## Start DATASET RECORDS
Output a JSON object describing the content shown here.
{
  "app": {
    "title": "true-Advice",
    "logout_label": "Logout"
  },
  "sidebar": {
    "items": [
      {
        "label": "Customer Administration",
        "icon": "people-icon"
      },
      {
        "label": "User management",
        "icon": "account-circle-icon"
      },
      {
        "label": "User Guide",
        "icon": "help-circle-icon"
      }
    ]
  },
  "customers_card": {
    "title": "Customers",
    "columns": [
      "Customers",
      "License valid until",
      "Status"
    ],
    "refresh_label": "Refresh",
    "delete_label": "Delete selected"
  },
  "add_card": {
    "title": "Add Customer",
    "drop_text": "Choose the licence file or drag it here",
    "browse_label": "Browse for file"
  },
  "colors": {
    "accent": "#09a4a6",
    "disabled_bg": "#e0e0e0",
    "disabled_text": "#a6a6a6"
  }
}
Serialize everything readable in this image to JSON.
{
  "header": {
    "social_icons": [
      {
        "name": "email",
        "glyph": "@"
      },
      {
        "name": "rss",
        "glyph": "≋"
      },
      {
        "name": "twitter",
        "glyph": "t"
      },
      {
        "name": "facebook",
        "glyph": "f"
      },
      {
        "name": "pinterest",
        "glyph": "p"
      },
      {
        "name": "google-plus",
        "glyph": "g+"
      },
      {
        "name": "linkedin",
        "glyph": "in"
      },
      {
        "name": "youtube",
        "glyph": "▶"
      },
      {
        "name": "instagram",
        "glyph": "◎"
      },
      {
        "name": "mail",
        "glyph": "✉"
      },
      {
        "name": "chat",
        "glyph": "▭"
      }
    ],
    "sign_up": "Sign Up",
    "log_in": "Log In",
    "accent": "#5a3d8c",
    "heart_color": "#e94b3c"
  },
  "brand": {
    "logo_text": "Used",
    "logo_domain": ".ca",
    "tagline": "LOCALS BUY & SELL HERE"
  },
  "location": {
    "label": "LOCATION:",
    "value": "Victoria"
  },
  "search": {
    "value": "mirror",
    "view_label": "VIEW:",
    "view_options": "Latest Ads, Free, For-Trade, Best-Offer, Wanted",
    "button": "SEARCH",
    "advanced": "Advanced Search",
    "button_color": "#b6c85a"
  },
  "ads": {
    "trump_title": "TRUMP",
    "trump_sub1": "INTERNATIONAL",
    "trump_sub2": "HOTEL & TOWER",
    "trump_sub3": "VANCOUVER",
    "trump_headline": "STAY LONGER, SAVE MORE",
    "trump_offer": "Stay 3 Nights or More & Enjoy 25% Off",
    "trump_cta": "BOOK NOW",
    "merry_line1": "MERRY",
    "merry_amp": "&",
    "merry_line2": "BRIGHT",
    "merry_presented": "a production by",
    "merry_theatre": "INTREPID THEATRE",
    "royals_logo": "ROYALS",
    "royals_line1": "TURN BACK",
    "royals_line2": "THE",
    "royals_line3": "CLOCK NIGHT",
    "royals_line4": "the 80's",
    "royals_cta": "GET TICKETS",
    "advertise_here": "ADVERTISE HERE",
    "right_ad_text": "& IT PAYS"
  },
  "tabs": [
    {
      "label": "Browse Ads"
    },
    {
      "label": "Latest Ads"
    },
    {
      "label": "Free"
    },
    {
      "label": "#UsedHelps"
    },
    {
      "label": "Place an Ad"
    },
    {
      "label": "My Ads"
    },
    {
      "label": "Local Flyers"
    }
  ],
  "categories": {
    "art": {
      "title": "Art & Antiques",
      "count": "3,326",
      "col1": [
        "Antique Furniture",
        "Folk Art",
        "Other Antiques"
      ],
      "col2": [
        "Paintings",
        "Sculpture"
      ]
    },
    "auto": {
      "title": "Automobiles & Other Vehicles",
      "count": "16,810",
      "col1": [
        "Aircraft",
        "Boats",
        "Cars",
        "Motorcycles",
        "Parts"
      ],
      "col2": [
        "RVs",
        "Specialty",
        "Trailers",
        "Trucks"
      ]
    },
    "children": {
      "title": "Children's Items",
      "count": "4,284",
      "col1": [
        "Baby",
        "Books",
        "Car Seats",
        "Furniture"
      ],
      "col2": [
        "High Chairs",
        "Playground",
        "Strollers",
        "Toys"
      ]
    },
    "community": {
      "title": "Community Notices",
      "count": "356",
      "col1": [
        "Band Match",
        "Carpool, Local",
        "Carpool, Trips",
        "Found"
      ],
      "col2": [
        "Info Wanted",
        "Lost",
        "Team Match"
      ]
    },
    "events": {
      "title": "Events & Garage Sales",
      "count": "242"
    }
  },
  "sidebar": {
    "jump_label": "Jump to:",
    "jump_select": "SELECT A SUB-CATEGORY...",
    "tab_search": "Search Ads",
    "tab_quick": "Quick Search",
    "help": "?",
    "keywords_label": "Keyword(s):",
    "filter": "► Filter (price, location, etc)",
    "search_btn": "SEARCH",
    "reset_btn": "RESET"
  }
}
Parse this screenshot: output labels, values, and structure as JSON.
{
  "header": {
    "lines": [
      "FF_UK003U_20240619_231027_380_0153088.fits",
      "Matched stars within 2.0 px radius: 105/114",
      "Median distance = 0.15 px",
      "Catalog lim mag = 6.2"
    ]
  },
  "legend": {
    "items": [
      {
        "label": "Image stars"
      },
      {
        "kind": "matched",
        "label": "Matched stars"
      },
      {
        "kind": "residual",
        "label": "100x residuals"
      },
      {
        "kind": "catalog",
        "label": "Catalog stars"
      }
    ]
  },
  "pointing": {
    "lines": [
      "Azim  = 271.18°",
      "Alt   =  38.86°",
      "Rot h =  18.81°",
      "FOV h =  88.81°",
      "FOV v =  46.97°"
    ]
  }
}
## End DATASET RECORDS
- TASK TO CARRY OUT -
Count how many lines contain "name" and give only that count.

- THE REPLY -
11